▽
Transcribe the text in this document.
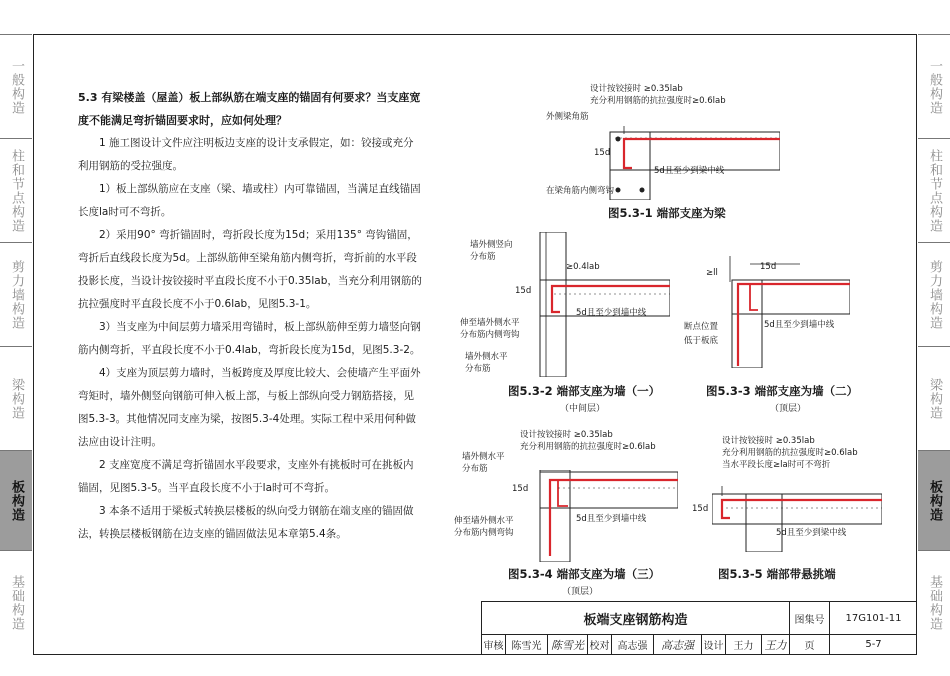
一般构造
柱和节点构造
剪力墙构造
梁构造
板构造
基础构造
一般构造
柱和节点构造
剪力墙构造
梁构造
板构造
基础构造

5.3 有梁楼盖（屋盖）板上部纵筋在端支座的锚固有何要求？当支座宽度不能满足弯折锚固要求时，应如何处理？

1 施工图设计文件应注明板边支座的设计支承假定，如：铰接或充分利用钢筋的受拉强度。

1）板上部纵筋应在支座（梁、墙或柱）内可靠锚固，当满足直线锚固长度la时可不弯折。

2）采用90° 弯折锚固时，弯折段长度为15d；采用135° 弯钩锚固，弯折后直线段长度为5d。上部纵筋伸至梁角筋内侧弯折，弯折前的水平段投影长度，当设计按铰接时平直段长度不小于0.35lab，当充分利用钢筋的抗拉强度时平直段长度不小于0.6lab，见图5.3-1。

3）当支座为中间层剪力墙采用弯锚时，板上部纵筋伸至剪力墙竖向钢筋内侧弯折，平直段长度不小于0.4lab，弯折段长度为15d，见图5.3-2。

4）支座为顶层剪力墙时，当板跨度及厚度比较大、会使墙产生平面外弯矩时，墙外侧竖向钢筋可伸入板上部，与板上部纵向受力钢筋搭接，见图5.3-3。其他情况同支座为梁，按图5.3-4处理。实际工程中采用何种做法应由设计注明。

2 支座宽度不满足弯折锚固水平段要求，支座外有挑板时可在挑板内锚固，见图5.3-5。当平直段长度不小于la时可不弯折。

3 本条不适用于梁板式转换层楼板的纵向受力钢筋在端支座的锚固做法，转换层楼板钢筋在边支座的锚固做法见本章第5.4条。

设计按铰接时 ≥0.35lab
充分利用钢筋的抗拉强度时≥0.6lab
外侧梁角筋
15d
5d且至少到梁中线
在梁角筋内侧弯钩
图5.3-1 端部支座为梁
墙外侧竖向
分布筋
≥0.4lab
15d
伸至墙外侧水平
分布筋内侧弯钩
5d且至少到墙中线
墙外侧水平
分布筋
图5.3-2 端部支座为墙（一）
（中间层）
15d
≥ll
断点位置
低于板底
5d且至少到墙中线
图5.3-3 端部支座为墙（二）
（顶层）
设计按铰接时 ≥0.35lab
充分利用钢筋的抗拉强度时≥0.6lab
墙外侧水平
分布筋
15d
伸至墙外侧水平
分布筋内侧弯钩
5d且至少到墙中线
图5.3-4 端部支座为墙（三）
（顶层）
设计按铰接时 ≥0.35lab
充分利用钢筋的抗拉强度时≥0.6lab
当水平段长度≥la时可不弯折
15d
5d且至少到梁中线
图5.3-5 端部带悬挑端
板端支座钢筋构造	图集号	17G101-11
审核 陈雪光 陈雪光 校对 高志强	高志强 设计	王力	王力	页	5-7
△
YOUR INSTRUCTIONS: Omitting all images, retype each line of the records precisely.

RESULT OF THIS TASK:
Transcribe the text in this document.
一般构造
柱和节点构造
剪力墙构造
梁构造
板构造
基础构造
一般构造
柱和节点构造
剪力墙构造
梁构造
板构造
基础构造

5.3 有梁楼盖（屋盖）板上部纵筋在端支座的锚固有何要求？当支座宽度不能满足弯折锚固要求时，应如何处理？

1 施工图设计文件应注明板边支座的设计支承假定，如：铰接或充分利用钢筋的受拉强度。

1）板上部纵筋应在支座（梁、墙或柱）内可靠锚固，当满足直线锚固长度la时可不弯折。

2）采用90° 弯折锚固时，弯折段长度为15d；采用135° 弯钩锚固，弯折后直线段长度为5d。上部纵筋伸至梁角筋内侧弯折，弯折前的水平段投影长度，当设计按铰接时平直段长度不小于0.35lab，当充分利用钢筋的抗拉强度时平直段长度不小于0.6lab，见图5.3-1。

3）当支座为中间层剪力墙采用弯锚时，板上部纵筋伸至剪力墙竖向钢筋内侧弯折，平直段长度不小于0.4lab，弯折段长度为15d，见图5.3-2。

4）支座为顶层剪力墙时，当板跨度及厚度比较大、会使墙产生平面外弯矩时，墙外侧竖向钢筋可伸入板上部，与板上部纵向受力钢筋搭接，见图5.3-3。其他情况同支座为梁，按图5.3-4处理。实际工程中采用何种做法应由设计注明。

2 支座宽度不满足弯折锚固水平段要求，支座外有挑板时可在挑板内锚固，见图5.3-5。当平直段长度不小于la时可不弯折。

3 本条不适用于梁板式转换层楼板的纵向受力钢筋在端支座的锚固做法，转换层楼板钢筋在边支座的锚固做法见本章第5.4条。

设计按铰接时 ≥0.35lab
充分利用钢筋的抗拉强度时≥0.6lab
外侧梁角筋
15d
5d且至少到梁中线
在梁角筋内侧弯钩
图5.3-1 端部支座为梁
墙外侧竖向
分布筋
≥0.4lab
15d
伸至墙外侧水平
分布筋内侧弯钩
5d且至少到墙中线
墙外侧水平
分布筋
图5.3-2 端部支座为墙（一）
（中间层）
15d
≥ll
断点位置
低于板底
5d且至少到墙中线
图5.3-3 端部支座为墙（二）
（顶层）
设计按铰接时 ≥0.35lab
充分利用钢筋的抗拉强度时≥0.6lab
墙外侧水平
分布筋
15d
伸至墙外侧水平
分布筋内侧弯钩
5d且至少到墙中线
图5.3-4 端部支座为墙（三）
（顶层）
设计按铰接时 ≥0.35lab
充分利用钢筋的抗拉强度时≥0.6lab
当水平段长度≥la时可不弯折
15d
5d且至少到梁中线
图5.3-5 端部带悬挑端
板端支座钢筋构造	图集号	17G101-11
审核 陈雪光 陈雪光 校对 高志强	高志强 设计	王力	王力	页	5-7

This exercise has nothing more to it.